# start of INPUT RECORDS
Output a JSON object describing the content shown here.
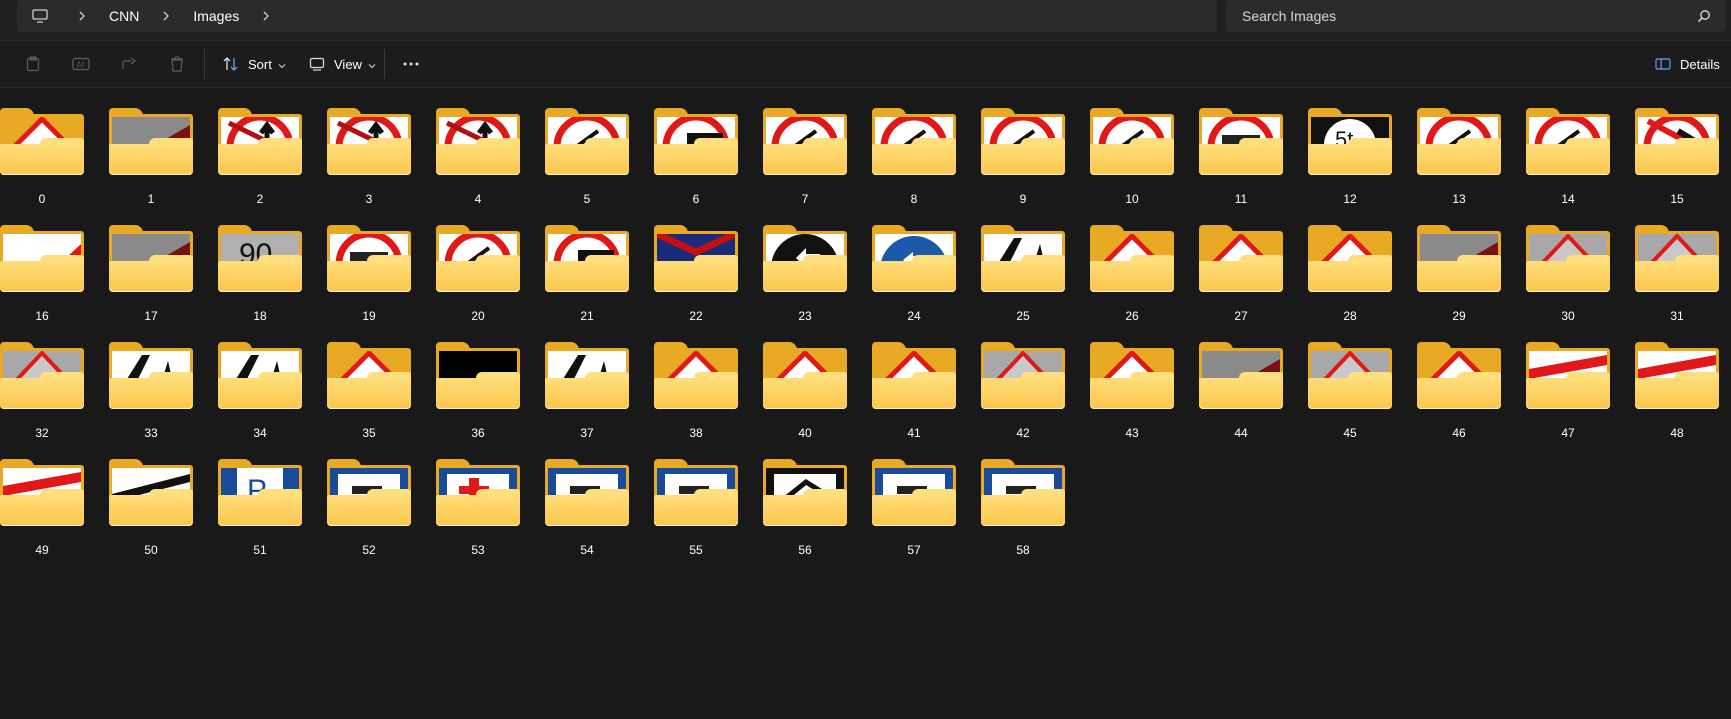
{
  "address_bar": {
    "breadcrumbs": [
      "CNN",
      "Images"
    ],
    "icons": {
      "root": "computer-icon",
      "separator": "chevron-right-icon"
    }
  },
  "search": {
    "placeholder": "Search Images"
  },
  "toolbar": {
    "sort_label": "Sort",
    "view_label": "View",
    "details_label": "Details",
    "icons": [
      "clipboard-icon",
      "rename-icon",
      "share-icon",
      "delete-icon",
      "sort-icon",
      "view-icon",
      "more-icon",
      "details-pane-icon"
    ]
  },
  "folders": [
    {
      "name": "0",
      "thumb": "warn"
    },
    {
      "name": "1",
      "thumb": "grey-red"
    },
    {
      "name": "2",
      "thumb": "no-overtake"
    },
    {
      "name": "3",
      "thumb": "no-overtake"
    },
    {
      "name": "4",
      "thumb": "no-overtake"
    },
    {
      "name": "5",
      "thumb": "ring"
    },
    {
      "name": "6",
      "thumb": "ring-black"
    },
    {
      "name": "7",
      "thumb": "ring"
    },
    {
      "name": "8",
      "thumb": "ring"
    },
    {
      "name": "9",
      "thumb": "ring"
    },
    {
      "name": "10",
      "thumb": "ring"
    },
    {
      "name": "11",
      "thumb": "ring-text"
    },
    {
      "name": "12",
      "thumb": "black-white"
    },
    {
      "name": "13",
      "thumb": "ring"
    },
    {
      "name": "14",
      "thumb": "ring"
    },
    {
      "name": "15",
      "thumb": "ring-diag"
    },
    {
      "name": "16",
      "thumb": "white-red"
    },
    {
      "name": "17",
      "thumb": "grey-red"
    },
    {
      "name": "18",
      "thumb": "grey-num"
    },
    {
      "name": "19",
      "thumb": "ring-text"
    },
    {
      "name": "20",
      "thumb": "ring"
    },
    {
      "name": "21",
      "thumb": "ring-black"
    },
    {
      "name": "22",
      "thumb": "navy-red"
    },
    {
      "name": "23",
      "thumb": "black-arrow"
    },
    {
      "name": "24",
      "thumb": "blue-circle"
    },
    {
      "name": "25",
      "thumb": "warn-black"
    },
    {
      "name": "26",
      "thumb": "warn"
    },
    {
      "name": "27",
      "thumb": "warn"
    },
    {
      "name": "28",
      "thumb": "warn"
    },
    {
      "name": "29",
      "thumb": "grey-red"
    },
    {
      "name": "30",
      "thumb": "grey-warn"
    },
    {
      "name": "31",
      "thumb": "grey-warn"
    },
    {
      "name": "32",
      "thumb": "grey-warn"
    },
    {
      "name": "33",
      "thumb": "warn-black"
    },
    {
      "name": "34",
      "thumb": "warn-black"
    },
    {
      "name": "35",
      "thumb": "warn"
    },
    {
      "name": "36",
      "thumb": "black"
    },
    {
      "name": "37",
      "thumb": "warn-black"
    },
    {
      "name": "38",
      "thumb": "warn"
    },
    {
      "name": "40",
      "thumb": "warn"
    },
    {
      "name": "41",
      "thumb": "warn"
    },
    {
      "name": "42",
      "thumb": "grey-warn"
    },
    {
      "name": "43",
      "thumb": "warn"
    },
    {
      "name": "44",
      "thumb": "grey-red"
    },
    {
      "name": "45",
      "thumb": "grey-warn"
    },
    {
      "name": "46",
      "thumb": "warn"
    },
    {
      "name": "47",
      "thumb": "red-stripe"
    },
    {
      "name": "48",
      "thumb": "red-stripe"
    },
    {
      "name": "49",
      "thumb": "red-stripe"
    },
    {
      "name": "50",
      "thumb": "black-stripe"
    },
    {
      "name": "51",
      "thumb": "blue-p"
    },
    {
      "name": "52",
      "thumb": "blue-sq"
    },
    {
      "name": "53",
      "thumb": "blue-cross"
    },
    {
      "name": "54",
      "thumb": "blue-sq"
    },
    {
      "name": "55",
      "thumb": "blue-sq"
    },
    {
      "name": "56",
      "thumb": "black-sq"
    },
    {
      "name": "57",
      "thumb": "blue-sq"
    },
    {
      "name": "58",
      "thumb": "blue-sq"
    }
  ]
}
# end of INPUT RECORDS
# start of INPUT RECORDS
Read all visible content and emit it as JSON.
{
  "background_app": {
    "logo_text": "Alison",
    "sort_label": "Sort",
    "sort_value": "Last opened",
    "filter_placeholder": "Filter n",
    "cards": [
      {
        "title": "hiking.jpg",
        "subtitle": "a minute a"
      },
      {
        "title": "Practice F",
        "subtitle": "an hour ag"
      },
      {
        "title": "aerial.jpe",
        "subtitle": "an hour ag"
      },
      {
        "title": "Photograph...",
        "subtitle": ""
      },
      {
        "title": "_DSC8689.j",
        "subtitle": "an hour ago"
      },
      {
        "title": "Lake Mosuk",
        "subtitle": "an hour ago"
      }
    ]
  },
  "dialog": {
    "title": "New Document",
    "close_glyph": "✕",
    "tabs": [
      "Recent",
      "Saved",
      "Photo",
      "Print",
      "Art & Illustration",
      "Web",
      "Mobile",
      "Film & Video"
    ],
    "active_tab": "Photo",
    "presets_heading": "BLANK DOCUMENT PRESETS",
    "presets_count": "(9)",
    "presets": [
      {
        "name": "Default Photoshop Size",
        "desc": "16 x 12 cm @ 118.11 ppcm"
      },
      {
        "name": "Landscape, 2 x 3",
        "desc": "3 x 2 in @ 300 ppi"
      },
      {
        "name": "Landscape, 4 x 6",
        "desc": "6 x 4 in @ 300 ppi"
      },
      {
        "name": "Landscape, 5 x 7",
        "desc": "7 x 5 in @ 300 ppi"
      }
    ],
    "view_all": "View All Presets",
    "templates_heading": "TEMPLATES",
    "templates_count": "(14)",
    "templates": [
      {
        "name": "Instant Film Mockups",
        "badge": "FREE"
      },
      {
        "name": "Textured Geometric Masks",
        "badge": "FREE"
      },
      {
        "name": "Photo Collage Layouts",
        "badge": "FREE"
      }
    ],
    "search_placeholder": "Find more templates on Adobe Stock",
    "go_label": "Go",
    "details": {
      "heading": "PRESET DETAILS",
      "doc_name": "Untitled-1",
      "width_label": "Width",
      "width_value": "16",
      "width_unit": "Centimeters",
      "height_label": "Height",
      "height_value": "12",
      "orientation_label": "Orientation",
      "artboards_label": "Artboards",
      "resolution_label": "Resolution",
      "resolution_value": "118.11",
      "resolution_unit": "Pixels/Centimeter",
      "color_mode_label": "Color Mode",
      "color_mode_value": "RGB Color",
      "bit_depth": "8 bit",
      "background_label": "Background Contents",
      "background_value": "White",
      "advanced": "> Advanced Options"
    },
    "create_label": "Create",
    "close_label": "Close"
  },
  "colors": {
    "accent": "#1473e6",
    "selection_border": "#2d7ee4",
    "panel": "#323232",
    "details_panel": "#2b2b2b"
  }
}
# end of INPUT RECORDS
# start of INPUT RECORDS
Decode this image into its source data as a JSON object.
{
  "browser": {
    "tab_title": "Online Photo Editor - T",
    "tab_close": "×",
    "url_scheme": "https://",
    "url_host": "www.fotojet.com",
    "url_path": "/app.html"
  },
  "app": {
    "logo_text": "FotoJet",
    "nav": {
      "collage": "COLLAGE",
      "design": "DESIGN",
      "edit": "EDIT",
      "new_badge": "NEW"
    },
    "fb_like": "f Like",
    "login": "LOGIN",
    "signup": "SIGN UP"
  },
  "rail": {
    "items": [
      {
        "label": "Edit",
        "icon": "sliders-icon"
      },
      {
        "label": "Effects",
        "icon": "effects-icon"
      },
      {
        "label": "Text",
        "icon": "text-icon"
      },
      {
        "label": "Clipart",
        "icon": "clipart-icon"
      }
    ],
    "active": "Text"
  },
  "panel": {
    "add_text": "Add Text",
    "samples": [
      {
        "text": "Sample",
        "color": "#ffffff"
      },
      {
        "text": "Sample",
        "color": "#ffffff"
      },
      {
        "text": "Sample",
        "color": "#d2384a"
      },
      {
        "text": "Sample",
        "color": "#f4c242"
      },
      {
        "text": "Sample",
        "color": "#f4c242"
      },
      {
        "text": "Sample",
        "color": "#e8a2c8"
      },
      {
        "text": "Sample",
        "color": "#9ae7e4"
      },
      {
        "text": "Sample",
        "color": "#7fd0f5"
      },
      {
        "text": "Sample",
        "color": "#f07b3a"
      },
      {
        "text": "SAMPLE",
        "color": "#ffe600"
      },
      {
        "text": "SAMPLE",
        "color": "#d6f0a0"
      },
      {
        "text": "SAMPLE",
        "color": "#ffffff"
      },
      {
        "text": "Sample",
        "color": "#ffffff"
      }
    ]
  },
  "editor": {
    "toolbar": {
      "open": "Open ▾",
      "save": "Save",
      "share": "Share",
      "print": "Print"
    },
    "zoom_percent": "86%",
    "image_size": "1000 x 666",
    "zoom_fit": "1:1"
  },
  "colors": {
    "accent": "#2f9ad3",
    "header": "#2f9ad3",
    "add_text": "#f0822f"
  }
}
# end of INPUT RECORDS
» **AIM**: List each line in the listing that contains the string "Film".

» **SOLUTION FOR THIS EXERCISE**:
      "Film & Video"
        "name": "Instant Film Mockups",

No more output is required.